[Records to process]
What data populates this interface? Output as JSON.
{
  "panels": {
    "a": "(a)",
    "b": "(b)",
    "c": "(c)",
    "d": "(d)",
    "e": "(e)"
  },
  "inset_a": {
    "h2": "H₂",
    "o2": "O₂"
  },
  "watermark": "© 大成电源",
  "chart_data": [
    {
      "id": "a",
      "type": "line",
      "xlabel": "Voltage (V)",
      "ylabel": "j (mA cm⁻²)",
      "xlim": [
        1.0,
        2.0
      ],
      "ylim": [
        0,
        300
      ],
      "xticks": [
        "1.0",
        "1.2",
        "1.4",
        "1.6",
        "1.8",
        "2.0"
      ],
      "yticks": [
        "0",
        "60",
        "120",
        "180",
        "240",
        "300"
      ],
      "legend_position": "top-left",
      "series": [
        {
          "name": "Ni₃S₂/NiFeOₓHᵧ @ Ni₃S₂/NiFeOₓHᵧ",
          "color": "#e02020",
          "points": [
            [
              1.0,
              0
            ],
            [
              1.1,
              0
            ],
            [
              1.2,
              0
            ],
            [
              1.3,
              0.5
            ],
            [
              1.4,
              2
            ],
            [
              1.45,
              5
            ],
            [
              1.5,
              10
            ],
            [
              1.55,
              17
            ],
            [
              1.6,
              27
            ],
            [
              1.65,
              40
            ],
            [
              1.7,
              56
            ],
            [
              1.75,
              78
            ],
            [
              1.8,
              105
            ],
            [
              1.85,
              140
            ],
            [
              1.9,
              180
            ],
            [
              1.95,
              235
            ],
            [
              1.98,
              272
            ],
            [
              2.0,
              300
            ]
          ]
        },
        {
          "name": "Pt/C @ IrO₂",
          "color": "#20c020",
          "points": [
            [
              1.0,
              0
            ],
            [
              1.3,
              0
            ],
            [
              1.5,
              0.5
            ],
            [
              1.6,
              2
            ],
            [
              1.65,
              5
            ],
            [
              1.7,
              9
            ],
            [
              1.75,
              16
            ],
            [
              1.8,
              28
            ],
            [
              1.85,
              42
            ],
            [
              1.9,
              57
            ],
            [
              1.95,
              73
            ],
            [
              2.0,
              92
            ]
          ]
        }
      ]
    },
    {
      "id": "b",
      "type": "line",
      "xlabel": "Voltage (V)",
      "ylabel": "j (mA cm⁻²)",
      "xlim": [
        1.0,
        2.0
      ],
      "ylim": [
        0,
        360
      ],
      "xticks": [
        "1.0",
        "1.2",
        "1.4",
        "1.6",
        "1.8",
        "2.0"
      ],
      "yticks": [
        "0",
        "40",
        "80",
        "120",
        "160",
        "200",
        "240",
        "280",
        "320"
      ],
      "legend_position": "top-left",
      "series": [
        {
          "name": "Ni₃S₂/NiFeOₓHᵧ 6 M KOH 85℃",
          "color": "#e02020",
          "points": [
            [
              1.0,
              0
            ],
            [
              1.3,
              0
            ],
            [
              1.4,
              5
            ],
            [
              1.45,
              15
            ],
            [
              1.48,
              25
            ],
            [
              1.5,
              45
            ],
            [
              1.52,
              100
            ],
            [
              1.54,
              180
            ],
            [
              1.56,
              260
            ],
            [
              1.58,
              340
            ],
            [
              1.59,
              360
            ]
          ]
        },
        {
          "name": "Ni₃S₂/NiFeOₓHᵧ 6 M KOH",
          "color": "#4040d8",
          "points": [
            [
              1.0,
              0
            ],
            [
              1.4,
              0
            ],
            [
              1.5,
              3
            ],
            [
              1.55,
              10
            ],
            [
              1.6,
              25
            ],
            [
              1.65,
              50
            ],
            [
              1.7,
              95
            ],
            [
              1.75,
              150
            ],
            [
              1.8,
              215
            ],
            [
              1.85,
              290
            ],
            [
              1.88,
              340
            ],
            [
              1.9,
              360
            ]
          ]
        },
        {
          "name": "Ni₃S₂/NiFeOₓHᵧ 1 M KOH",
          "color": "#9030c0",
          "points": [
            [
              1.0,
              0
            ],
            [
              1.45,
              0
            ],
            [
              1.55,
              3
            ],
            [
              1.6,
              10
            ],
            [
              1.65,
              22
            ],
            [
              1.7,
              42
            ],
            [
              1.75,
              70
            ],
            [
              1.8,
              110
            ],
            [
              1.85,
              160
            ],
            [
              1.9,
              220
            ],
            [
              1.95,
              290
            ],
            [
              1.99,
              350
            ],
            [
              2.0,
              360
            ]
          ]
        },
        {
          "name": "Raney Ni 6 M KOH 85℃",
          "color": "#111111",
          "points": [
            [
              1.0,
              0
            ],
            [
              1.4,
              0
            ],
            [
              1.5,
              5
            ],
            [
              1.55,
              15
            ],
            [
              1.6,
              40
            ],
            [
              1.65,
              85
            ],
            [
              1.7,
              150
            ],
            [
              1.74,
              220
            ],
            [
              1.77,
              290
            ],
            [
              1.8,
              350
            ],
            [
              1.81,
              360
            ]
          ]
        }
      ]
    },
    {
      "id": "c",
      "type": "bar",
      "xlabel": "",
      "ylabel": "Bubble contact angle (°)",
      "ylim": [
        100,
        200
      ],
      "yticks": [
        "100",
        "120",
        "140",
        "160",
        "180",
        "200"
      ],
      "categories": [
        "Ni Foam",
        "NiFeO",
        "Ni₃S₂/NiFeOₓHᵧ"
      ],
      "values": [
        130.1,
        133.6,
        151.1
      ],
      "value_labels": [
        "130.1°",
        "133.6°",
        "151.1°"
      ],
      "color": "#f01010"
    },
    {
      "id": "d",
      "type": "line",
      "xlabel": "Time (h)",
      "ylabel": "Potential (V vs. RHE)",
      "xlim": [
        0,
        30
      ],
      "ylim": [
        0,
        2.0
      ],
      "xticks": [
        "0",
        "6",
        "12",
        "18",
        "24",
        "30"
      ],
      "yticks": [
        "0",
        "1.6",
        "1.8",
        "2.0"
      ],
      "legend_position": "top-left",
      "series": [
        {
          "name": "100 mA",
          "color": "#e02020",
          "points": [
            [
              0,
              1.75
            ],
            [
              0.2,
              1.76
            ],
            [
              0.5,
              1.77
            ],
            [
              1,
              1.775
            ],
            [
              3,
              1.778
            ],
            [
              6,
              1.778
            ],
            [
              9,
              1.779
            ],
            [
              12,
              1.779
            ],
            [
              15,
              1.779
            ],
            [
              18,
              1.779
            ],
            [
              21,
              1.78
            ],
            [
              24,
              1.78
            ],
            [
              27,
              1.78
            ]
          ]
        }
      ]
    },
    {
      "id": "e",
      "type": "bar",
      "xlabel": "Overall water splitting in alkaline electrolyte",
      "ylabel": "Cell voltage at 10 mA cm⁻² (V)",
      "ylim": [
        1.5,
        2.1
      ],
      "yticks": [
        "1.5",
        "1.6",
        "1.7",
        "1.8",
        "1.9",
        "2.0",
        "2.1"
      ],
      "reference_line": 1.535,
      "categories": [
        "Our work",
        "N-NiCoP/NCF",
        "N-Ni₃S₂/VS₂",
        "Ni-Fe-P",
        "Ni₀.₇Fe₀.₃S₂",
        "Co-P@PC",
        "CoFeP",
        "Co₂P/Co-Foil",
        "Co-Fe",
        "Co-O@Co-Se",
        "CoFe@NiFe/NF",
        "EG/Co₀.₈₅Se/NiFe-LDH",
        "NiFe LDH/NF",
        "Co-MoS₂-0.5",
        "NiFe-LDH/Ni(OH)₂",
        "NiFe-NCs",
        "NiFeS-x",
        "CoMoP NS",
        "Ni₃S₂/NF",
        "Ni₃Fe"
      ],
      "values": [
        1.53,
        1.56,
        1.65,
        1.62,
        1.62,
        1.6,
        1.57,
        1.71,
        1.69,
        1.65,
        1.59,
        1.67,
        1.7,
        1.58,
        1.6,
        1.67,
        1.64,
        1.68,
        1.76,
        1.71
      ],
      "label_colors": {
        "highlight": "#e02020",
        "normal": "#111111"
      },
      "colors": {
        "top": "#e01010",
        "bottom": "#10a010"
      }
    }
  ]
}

[Goal of the exercise]
Look for the word "ylabel" and return every line where it occurs.

[Task output]
      "ylabel": "j (mA cm⁻²)",
      "ylabel": "j (mA cm⁻²)",
      "ylabel": "Bubble contact angle (°)",
      "ylabel": "Potential (V vs. RHE)",
      "ylabel": "Cell voltage at 10 mA cm⁻² (V)",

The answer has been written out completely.